> Data supplied
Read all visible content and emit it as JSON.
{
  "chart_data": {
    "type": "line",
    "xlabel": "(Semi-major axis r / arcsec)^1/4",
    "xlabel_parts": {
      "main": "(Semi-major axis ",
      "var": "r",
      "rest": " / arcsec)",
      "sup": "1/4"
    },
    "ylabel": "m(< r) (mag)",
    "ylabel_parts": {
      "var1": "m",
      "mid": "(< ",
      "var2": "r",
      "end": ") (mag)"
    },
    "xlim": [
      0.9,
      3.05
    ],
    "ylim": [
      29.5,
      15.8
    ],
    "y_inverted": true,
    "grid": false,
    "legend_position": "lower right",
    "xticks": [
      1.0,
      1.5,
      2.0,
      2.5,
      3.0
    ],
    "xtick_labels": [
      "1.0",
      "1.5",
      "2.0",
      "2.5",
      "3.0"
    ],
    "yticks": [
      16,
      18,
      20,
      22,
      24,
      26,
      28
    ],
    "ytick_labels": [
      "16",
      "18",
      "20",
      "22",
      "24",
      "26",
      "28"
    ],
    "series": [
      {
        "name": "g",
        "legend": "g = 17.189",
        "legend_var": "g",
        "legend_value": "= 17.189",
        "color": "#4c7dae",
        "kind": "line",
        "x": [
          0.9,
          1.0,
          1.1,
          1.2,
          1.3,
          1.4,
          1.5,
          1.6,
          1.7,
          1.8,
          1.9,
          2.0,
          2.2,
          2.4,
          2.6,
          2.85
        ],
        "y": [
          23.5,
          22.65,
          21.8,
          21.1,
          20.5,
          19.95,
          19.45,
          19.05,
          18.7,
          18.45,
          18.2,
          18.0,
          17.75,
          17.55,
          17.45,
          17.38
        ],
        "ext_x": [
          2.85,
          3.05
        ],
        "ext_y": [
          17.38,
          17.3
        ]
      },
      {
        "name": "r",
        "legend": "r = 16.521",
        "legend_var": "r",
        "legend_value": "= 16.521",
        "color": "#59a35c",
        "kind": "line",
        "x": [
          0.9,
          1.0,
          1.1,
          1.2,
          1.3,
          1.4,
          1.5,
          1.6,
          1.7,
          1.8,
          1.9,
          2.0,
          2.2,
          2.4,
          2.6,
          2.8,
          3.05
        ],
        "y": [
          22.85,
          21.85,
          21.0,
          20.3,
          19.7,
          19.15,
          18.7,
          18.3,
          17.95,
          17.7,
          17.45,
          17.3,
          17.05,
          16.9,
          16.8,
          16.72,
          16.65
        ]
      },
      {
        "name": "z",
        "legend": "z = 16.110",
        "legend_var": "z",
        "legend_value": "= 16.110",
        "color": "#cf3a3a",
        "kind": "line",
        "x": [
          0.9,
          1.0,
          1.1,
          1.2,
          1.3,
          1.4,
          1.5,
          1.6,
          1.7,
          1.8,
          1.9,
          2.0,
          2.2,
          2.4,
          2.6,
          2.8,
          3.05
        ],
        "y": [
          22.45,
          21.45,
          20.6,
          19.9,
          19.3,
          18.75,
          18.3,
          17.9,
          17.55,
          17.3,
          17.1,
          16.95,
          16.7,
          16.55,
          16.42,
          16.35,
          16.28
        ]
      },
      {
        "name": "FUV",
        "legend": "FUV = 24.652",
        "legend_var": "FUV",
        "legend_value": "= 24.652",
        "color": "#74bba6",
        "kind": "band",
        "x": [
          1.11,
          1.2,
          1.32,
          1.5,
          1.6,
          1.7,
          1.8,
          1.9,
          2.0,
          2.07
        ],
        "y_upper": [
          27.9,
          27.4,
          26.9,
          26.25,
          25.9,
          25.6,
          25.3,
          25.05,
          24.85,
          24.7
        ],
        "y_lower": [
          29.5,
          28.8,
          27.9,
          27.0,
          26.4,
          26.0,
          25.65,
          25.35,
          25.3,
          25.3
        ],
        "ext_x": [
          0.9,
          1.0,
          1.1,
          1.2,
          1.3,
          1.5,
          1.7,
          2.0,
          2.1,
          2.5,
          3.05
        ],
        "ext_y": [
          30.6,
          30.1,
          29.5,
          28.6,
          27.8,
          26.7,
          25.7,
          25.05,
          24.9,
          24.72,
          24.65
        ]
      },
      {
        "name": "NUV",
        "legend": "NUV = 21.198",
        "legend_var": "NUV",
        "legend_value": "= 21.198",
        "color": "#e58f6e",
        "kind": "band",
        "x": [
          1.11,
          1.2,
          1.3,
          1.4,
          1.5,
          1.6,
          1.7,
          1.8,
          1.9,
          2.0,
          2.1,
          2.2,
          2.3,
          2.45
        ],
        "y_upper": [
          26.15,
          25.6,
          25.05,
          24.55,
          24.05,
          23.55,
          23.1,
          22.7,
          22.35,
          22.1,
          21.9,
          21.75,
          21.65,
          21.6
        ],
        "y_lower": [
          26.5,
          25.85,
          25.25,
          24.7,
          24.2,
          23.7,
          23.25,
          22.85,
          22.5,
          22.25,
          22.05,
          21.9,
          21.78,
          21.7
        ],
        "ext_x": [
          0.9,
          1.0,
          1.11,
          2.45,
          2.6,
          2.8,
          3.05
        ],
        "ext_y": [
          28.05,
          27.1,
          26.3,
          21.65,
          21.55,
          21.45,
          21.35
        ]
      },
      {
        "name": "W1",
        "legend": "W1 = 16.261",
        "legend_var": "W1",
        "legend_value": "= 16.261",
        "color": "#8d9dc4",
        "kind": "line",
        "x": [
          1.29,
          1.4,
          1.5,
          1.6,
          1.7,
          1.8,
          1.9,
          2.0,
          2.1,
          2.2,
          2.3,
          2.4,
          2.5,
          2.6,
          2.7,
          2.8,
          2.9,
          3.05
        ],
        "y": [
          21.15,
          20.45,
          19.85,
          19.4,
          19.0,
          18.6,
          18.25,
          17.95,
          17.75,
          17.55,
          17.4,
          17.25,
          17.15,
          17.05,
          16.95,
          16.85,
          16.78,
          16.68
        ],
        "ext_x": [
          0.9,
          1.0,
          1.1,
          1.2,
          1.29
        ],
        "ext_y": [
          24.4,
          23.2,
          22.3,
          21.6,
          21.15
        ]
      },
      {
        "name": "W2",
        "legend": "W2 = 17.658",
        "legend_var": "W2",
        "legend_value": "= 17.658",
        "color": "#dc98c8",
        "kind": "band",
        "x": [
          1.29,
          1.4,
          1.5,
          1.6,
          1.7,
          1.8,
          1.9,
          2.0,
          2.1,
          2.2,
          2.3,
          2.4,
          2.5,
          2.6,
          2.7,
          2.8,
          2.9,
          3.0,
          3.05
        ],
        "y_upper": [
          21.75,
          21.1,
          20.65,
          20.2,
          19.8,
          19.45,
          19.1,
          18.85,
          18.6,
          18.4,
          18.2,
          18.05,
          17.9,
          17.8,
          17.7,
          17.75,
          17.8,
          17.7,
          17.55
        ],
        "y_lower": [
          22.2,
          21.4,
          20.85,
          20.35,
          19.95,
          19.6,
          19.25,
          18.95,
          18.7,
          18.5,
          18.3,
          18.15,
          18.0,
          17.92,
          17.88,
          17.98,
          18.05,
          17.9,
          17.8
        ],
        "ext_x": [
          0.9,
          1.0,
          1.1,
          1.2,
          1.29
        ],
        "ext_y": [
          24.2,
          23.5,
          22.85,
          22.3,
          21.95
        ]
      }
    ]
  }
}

> What you are asked to do
Report only how many lines of the listing hold the word "major".

> Full answer
2